# EXERCISE REQUIREMENTS
Repeat the records below exactly, leaving out every picture.

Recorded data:

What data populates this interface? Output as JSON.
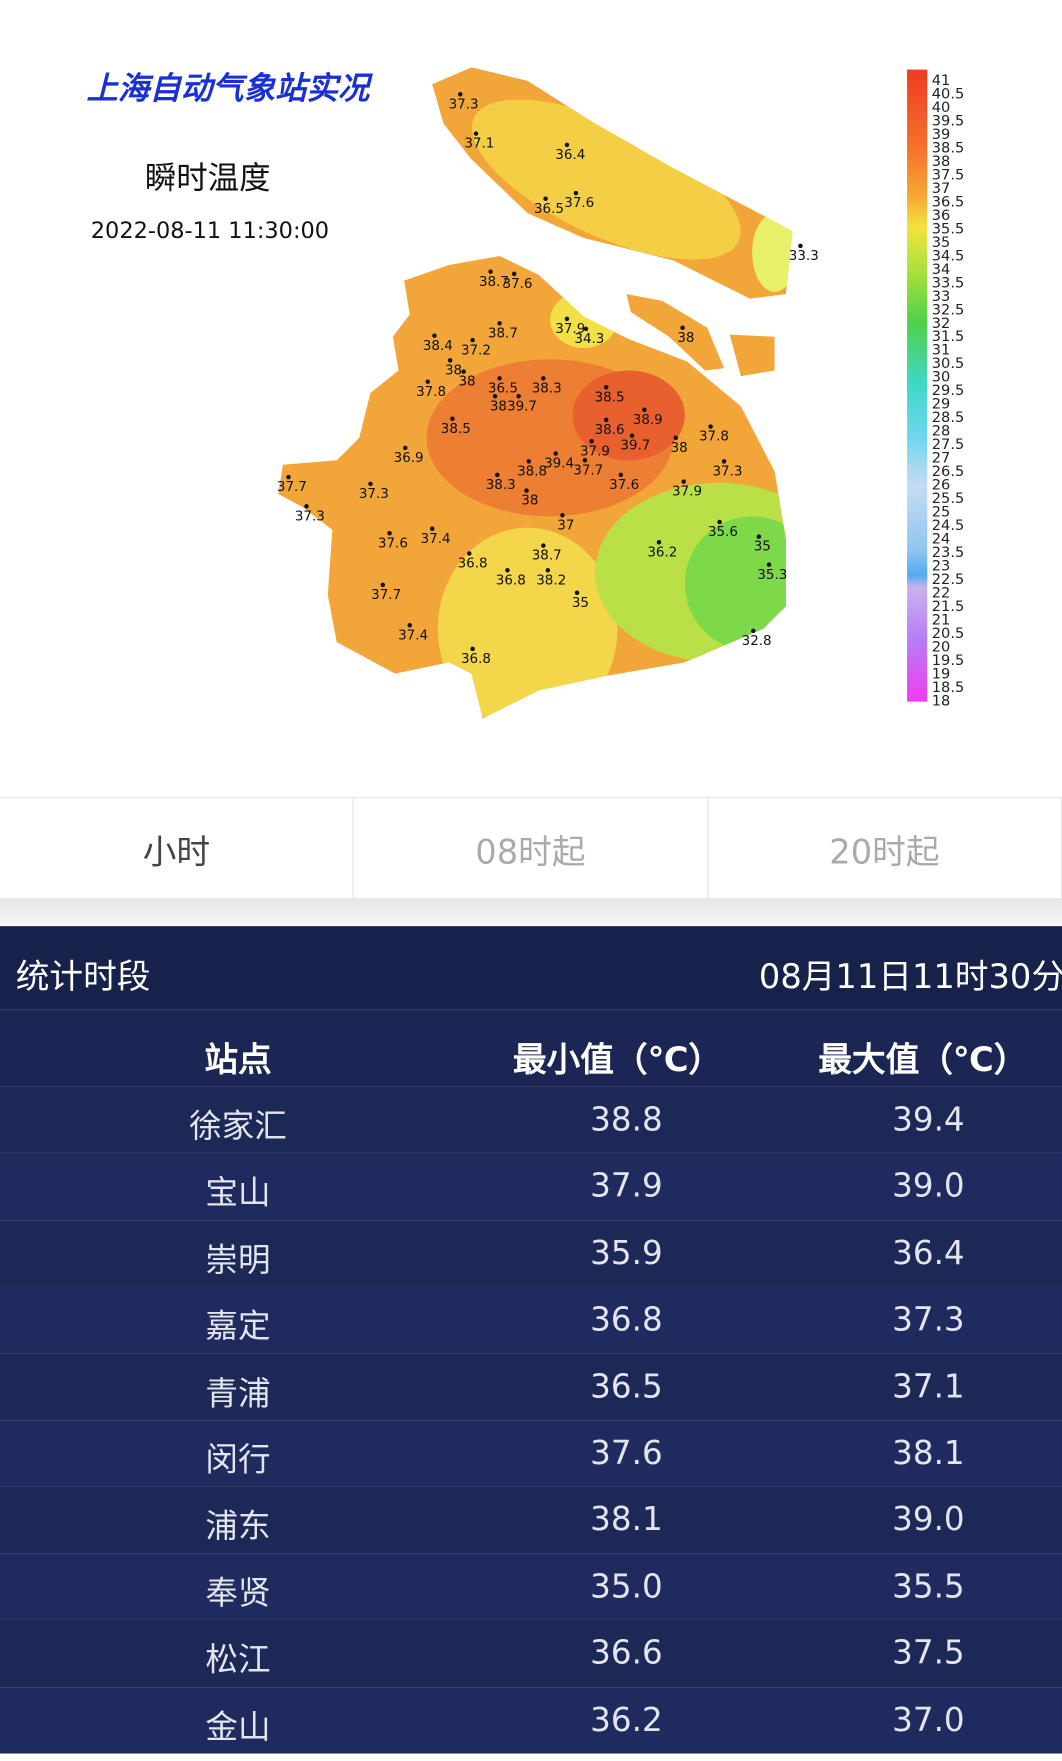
{
  "map": {
    "title": "上海自动气象站实况",
    "subtitle": "瞬时温度",
    "time": "2022-08-11 11:30:00",
    "station_labels": [
      "37.3",
      "37.1",
      "36.4",
      "36.5",
      "37.6",
      "33.3",
      "38.7",
      "37.6",
      "37.9",
      "34.3",
      "38",
      "38.4",
      "38.7",
      "37.2",
      "38",
      "38",
      "37.8",
      "36.5",
      "38.3",
      "38",
      "39.7",
      "38.5",
      "38.9",
      "38.5",
      "38.6",
      "37.8",
      "39.7",
      "38",
      "37.9",
      "39.4",
      "37.7",
      "38.8",
      "36.9",
      "37.3",
      "37.7",
      "37.3",
      "38.3",
      "37.6",
      "37.9",
      "38",
      "37.3",
      "37",
      "35.6",
      "37.6",
      "37.4",
      "35",
      "36.2",
      "38.7",
      "36.8",
      "35.3",
      "36.8",
      "38.2",
      "37.7",
      "35",
      "37.4",
      "32.8",
      "36.8"
    ],
    "legend": [
      41,
      40.5,
      40,
      39.5,
      39,
      38.5,
      38,
      37.5,
      37,
      36.5,
      36,
      35.5,
      35,
      34.5,
      34,
      33.5,
      33,
      32.5,
      32,
      31.5,
      31,
      30.5,
      30,
      29.5,
      29,
      28.5,
      28,
      27.5,
      27,
      26.5,
      26,
      25.5,
      25,
      24.5,
      24,
      23.5,
      23,
      22.5,
      22,
      21.5,
      21,
      20.5,
      20,
      19.5,
      19,
      18.5,
      18
    ]
  },
  "tabs": [
    "小时",
    "08时起",
    "20时起"
  ],
  "period": {
    "label": "统计时段",
    "value": "08月11日11时30分"
  },
  "table": {
    "columns": [
      "站点",
      "最小值（℃）",
      "最大值（℃）"
    ],
    "rows": [
      [
        "徐家汇",
        "38.8",
        "39.4"
      ],
      [
        "宝山",
        "37.9",
        "39.0"
      ],
      [
        "崇明",
        "35.9",
        "36.4"
      ],
      [
        "嘉定",
        "36.8",
        "37.3"
      ],
      [
        "青浦",
        "36.5",
        "37.1"
      ],
      [
        "闵行",
        "37.6",
        "38.1"
      ],
      [
        "浦东",
        "38.1",
        "39.0"
      ],
      [
        "奉贤",
        "35.0",
        "35.5"
      ],
      [
        "松江",
        "36.6",
        "37.5"
      ],
      [
        "金山",
        "36.2",
        "37.0"
      ]
    ]
  }
}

# RESPONSE
What data populates this interface? Output as JSON.
{
  "map": {
    "title": "上海自动气象站实况",
    "subtitle": "瞬时温度",
    "time": "2022-08-11 11:30:00",
    "station_labels": [
      "37.3",
      "37.1",
      "36.4",
      "36.5",
      "37.6",
      "33.3",
      "38.7",
      "37.6",
      "37.9",
      "34.3",
      "38",
      "38.4",
      "38.7",
      "37.2",
      "38",
      "38",
      "37.8",
      "36.5",
      "38.3",
      "38",
      "39.7",
      "38.5",
      "38.9",
      "38.5",
      "38.6",
      "37.8",
      "39.7",
      "38",
      "37.9",
      "39.4",
      "37.7",
      "38.8",
      "36.9",
      "37.3",
      "37.7",
      "37.3",
      "38.3",
      "37.6",
      "37.9",
      "38",
      "37.3",
      "37",
      "35.6",
      "37.6",
      "37.4",
      "35",
      "36.2",
      "38.7",
      "36.8",
      "35.3",
      "36.8",
      "38.2",
      "37.7",
      "35",
      "37.4",
      "32.8",
      "36.8"
    ],
    "legend": [
      41,
      40.5,
      40,
      39.5,
      39,
      38.5,
      38,
      37.5,
      37,
      36.5,
      36,
      35.5,
      35,
      34.5,
      34,
      33.5,
      33,
      32.5,
      32,
      31.5,
      31,
      30.5,
      30,
      29.5,
      29,
      28.5,
      28,
      27.5,
      27,
      26.5,
      26,
      25.5,
      25,
      24.5,
      24,
      23.5,
      23,
      22.5,
      22,
      21.5,
      21,
      20.5,
      20,
      19.5,
      19,
      18.5,
      18
    ]
  },
  "tabs": [
    "小时",
    "08时起",
    "20时起"
  ],
  "period": {
    "label": "统计时段",
    "value": "08月11日11时30分"
  },
  "table": {
    "columns": [
      "站点",
      "最小值（℃）",
      "最大值（℃）"
    ],
    "rows": [
      [
        "徐家汇",
        "38.8",
        "39.4"
      ],
      [
        "宝山",
        "37.9",
        "39.0"
      ],
      [
        "崇明",
        "35.9",
        "36.4"
      ],
      [
        "嘉定",
        "36.8",
        "37.3"
      ],
      [
        "青浦",
        "36.5",
        "37.1"
      ],
      [
        "闵行",
        "37.6",
        "38.1"
      ],
      [
        "浦东",
        "38.1",
        "39.0"
      ],
      [
        "奉贤",
        "35.0",
        "35.5"
      ],
      [
        "松江",
        "36.6",
        "37.5"
      ],
      [
        "金山",
        "36.2",
        "37.0"
      ]
    ]
  }
}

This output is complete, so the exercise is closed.